Among the following entries, count the lines that contain "当开关闭合" and report only the result.

################

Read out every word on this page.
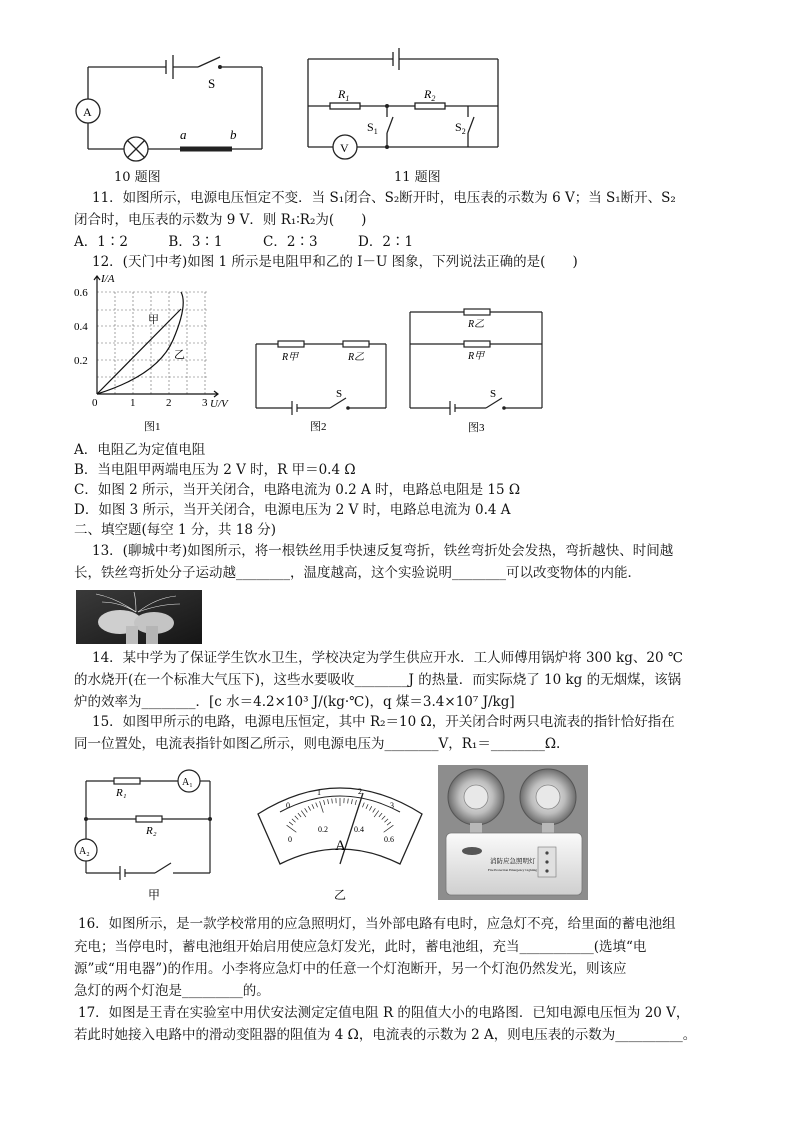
S
A
a	b
10 题图
$R_1$	$R_2$
$S_1$	$S_2$
V
11 题图
11．如图所示，电源电压恒定不变．当 S₁闭合、S₂断开时，电压表的示数为 6 V；当 S₁断开、S₂
闭合时，电压表的示数为 9 V．则 R₁∶R₂为(　　)
A．1∶2　　　B．3∶1　　　C．2∶3　　　D．2∶1
12．(天门中考)如图 1 所示是电阻甲和乙的 I－U 图象，下列说法正确的是(　　)
I/A
U/V
0.6
0.4
0.2
0	1	2	3
甲
乙
图1
R甲	R乙
S
图2
R乙
R甲
S
图3
A．电阻乙为定值电阻
B．当电阻甲两端电压为 2 V 时，R 甲＝0.4 Ω
C．如图 2 所示，当开关闭合，电路电流为 0.2 A 时，电路总电阻是 15 Ω
D．如图 3 所示，当开关闭合，电源电压为 2 V 时，电路总电流为 0.4 A
二、填空题(每空 1 分，共 18 分)
13．(聊城中考)如图所示，将一根铁丝用手快速反复弯折，铁丝弯折处会发热，弯折越快、时间越
长，铁丝弯折处分子运动越________，温度越高，这个实验说明________可以改变物体的内能．
14．某中学为了保证学生饮水卫生，学校决定为学生供应开水．工人师傅用锅炉将 300 kg、20 ℃
的水烧开(在一个标准大气压下)，这些水要吸收________J 的热量．而实际烧了 10 kg 的无烟煤，该锅
炉的效率为________．[c 水＝4.2×10³ J/(kg·℃)，q 煤＝3.4×10⁷ J/kg]
15．如图甲所示的电路，电源电压恒定，其中 R₂＝10 Ω，开关闭合时两只电流表的指针恰好指在
同一位置处，电流表指针如图乙所示，则电源电压为________V，R₁＝________Ω.
R₁
R₂
A₁
A₂
甲
0
1	2
3
0
0.2	0.4
0.6
A
乙
消防应急照明灯
Fire Protection Emergency Lighting
16．如图所示，是一款学校常用的应急照明灯，当外部电路有电时，应急灯不亮，给里面的蓄电池组
充电；当停电时，蓄电池组开始启用使应急灯发光，此时，蓄电池组，充当___________(选填“电
源”或“用电器”)的作用。小李将应急灯中的任意一个灯泡断开，另一个灯泡仍然发光，则该应
急灯的两个灯泡是_________的。
17．如图是王青在实验室中用伏安法测定定值电阻 R 的阻值大小的电路图．已知电源电压恒为 20 V，
若此时她接入电路中的滑动变阻器的阻值为 4 Ω，电流表的示数为 2 A，则电压表的示数为__________。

################

## Written answer
2